-- start Given data --

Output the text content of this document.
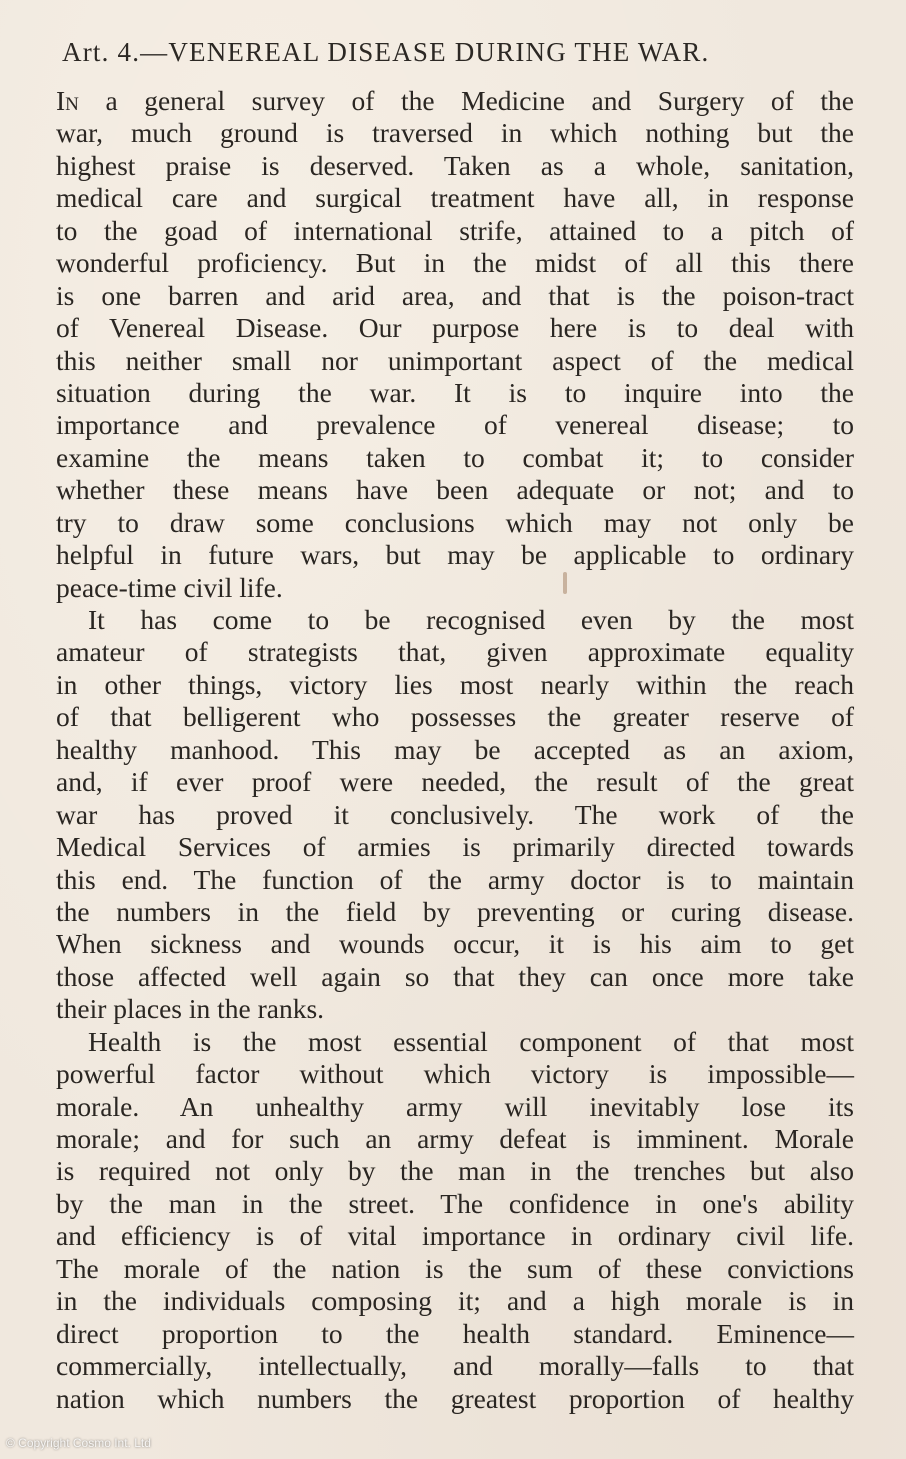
Art. 4.—VENEREAL DISEASE DURING THE WAR.
In a general survey of the Medicine and Surgery of the
war, much ground is traversed in which nothing but the
highest praise is deserved. Taken as a whole, sanitation,
medical care and surgical treatment have all, in response
to the goad of international strife, attained to a pitch of
wonderful proficiency. But in the midst of all this there
is one barren and arid area, and that is the poison-tract
of Venereal Disease. Our purpose here is to deal with
this neither small nor unimportant aspect of the medical
situation during the war. It is to inquire into the
importance and prevalence of venereal disease; to
examine the means taken to combat it; to consider
whether these means have been adequate or not; and to
try to draw some conclusions which may not only be
helpful in future wars, but may be applicable to ordinary
peace-time civil life.
It has come to be recognised even by the most
amateur of strategists that, given approximate equality
in other things, victory lies most nearly within the reach
of that belligerent who possesses the greater reserve of
healthy manhood. This may be accepted as an axiom,
and, if ever proof were needed, the result of the great
war has proved it conclusively. The work of the
Medical Services of armies is primarily directed towards
this end. The function of the army doctor is to maintain
the numbers in the field by preventing or curing disease.
When sickness and wounds occur, it is his aim to get
those affected well again so that they can once more take
their places in the ranks.
Health is the most essential component of that most
powerful factor without which victory is impossible—
morale. An unhealthy army will inevitably lose its
morale; and for such an army defeat is imminent. Morale
is required not only by the man in the trenches but also
by the man in the street. The confidence in one's ability
and efficiency is of vital importance in ordinary civil life.
The morale of the nation is the sum of these convictions
in the individuals composing it; and a high morale is in
direct proportion to the health standard. Eminence—
commercially, intellectually, and morally—falls to that
nation which numbers the greatest proportion of healthy
© Copyright Cosmo Int. Ltd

-- end Given data --

Read the data above. Pull out each line in which the string "numbers" appears.

**Response for this exercise:**
the numbers in the field by preventing or curing disease.
nation which numbers the greatest proportion of healthy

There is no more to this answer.